— Begin —

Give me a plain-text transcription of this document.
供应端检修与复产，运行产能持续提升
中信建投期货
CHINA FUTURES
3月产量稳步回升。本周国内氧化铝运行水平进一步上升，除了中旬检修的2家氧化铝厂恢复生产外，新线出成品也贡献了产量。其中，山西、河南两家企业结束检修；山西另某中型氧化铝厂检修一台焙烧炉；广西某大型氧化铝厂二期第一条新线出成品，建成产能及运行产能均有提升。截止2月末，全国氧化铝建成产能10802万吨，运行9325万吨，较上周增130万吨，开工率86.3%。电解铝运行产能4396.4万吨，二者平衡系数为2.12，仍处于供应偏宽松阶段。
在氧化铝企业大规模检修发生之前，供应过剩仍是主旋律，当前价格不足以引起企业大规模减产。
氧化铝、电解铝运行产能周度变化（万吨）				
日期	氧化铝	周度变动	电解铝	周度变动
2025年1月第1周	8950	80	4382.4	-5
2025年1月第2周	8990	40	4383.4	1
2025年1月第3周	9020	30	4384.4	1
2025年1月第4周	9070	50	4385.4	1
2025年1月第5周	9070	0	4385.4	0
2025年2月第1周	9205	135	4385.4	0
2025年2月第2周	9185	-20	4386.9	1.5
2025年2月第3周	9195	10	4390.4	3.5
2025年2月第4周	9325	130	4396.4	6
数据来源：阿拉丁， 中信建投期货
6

— End —

◆ **TASK DIRECTIONS**: Each entry above is to be printed again exactly.

◆ **THE RESPONSE**:
Give me a plain-text transcription of this document.
供应端检修与复产，运行产能持续提升
中信建投期货
CHINA FUTURES
3月产量稳步回升。本周国内氧化铝运行水平进一步上升，除了中旬检修的2家氧化铝厂恢复生产外，新线出成品也贡献了产量。其中，山西、河南两家企业结束检修；山西另某中型氧化铝厂检修一台焙烧炉；广西某大型氧化铝厂二期第一条新线出成品，建成产能及运行产能均有提升。截止2月末，全国氧化铝建成产能10802万吨，运行9325万吨，较上周增130万吨，开工率86.3%。电解铝运行产能4396.4万吨，二者平衡系数为2.12，仍处于供应偏宽松阶段。
在氧化铝企业大规模检修发生之前，供应过剩仍是主旋律，当前价格不足以引起企业大规模减产。
氧化铝、电解铝运行产能周度变化（万吨）				
日期	氧化铝	周度变动	电解铝	周度变动
2025年1月第1周	8950	80	4382.4	-5
2025年1月第2周	8990	40	4383.4	1
2025年1月第3周	9020	30	4384.4	1
2025年1月第4周	9070	50	4385.4	1
2025年1月第5周	9070	0	4385.4	0
2025年2月第1周	9205	135	4385.4	0
2025年2月第2周	9185	-20	4386.9	1.5
2025年2月第3周	9195	10	4390.4	3.5
2025年2月第4周	9325	130	4396.4	6
数据来源：阿拉丁， 中信建投期货
6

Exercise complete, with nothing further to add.